§ Work instructions
Return the records in full, exactly as given.

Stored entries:
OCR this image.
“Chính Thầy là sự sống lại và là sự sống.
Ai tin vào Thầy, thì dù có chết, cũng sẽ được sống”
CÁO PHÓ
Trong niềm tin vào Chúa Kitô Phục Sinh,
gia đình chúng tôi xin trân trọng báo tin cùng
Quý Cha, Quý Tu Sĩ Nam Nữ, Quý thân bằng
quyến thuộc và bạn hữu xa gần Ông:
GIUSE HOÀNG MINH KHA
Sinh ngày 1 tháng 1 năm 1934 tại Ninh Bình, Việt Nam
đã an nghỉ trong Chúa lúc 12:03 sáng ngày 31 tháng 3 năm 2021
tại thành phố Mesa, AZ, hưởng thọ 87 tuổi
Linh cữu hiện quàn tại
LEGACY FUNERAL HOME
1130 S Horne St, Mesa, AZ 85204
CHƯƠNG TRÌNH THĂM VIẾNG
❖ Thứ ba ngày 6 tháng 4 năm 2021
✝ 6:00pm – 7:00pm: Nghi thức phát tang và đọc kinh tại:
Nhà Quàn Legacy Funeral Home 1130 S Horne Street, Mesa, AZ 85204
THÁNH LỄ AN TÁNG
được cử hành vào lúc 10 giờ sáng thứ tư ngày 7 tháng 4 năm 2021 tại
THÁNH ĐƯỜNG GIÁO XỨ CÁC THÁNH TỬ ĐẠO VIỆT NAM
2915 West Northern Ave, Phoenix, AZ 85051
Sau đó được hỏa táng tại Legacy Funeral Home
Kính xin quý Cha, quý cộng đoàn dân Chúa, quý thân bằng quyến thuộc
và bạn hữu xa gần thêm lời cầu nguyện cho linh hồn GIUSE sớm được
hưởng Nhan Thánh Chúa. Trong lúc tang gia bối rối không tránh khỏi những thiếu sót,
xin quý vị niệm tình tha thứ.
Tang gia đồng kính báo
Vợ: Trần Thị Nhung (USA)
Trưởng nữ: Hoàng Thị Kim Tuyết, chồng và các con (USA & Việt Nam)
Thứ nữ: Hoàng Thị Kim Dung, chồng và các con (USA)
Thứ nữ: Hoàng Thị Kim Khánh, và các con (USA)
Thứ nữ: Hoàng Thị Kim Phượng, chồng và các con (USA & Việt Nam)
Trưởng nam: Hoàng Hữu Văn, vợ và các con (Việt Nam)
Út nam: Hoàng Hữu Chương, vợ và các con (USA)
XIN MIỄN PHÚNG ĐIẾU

§ Written answer
OCR this image.
“Chính Thầy là sự sống lại và là sự sống.
Ai tin vào Thầy, thì dù có chết, cũng sẽ được sống”
CÁO PHÓ
Trong niềm tin vào Chúa Kitô Phục Sinh,
gia đình chúng tôi xin trân trọng báo tin cùng
Quý Cha, Quý Tu Sĩ Nam Nữ, Quý thân bằng
quyến thuộc và bạn hữu xa gần Ông:
GIUSE HOÀNG MINH KHA
Sinh ngày 1 tháng 1 năm 1934 tại Ninh Bình, Việt Nam
đã an nghỉ trong Chúa lúc 12:03 sáng ngày 31 tháng 3 năm 2021
tại thành phố Mesa, AZ, hưởng thọ 87 tuổi
Linh cữu hiện quàn tại
LEGACY FUNERAL HOME
1130 S Horne St, Mesa, AZ 85204
CHƯƠNG TRÌNH THĂM VIẾNG
❖ Thứ ba ngày 6 tháng 4 năm 2021
✝ 6:00pm – 7:00pm: Nghi thức phát tang và đọc kinh tại:
Nhà Quàn Legacy Funeral Home 1130 S Horne Street, Mesa, AZ 85204
THÁNH LỄ AN TÁNG
được cử hành vào lúc 10 giờ sáng thứ tư ngày 7 tháng 4 năm 2021 tại
THÁNH ĐƯỜNG GIÁO XỨ CÁC THÁNH TỬ ĐẠO VIỆT NAM
2915 West Northern Ave, Phoenix, AZ 85051
Sau đó được hỏa táng tại Legacy Funeral Home
Kính xin quý Cha, quý cộng đoàn dân Chúa, quý thân bằng quyến thuộc
và bạn hữu xa gần thêm lời cầu nguyện cho linh hồn GIUSE sớm được
hưởng Nhan Thánh Chúa. Trong lúc tang gia bối rối không tránh khỏi những thiếu sót,
xin quý vị niệm tình tha thứ.
Tang gia đồng kính báo
Vợ: Trần Thị Nhung (USA)
Trưởng nữ: Hoàng Thị Kim Tuyết, chồng và các con (USA & Việt Nam)
Thứ nữ: Hoàng Thị Kim Dung, chồng và các con (USA)
Thứ nữ: Hoàng Thị Kim Khánh, và các con (USA)
Thứ nữ: Hoàng Thị Kim Phượng, chồng và các con (USA & Việt Nam)
Trưởng nam: Hoàng Hữu Văn, vợ và các con (Việt Nam)
Út nam: Hoàng Hữu Chương, vợ và các con (USA)
XIN MIỄN PHÚNG ĐIẾU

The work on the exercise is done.